→ **Written problem**
Where a line contains the string "text", copy that line.

+-------+

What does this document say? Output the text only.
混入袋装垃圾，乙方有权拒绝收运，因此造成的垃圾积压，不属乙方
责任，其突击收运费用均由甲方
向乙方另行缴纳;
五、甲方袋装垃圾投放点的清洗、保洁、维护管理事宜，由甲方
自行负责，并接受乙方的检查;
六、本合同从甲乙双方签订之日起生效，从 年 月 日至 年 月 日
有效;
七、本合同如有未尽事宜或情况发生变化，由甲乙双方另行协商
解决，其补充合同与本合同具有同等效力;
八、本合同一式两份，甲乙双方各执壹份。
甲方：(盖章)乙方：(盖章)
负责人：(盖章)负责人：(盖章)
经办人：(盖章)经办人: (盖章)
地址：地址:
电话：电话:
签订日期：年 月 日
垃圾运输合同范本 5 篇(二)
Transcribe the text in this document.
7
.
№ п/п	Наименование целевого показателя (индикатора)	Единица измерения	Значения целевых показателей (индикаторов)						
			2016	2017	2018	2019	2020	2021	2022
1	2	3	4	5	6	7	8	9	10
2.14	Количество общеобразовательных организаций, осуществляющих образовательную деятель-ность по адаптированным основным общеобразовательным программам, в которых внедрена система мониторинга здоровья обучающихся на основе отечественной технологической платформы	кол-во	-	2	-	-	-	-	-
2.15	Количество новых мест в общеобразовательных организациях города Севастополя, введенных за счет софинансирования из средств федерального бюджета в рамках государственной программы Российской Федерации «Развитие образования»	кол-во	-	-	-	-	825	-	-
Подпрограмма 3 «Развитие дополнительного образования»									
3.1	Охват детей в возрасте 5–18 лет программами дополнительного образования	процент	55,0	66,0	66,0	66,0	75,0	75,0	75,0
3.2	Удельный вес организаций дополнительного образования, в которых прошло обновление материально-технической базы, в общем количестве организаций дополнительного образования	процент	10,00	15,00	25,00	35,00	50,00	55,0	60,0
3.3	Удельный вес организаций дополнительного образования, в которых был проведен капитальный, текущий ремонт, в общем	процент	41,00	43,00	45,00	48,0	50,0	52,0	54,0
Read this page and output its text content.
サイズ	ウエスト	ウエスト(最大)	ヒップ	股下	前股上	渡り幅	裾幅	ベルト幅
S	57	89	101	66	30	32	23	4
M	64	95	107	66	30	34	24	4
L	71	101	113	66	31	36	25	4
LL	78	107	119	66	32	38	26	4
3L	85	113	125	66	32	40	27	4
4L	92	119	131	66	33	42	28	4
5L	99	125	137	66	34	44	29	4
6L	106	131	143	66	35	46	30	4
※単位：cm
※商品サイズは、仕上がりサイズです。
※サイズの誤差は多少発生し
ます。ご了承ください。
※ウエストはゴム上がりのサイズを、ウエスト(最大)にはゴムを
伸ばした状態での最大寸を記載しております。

+-------+

→ **Finished exercise**
What does this document say? Output the text only.
Transcribe the text in this document.
Read this page and output its text content.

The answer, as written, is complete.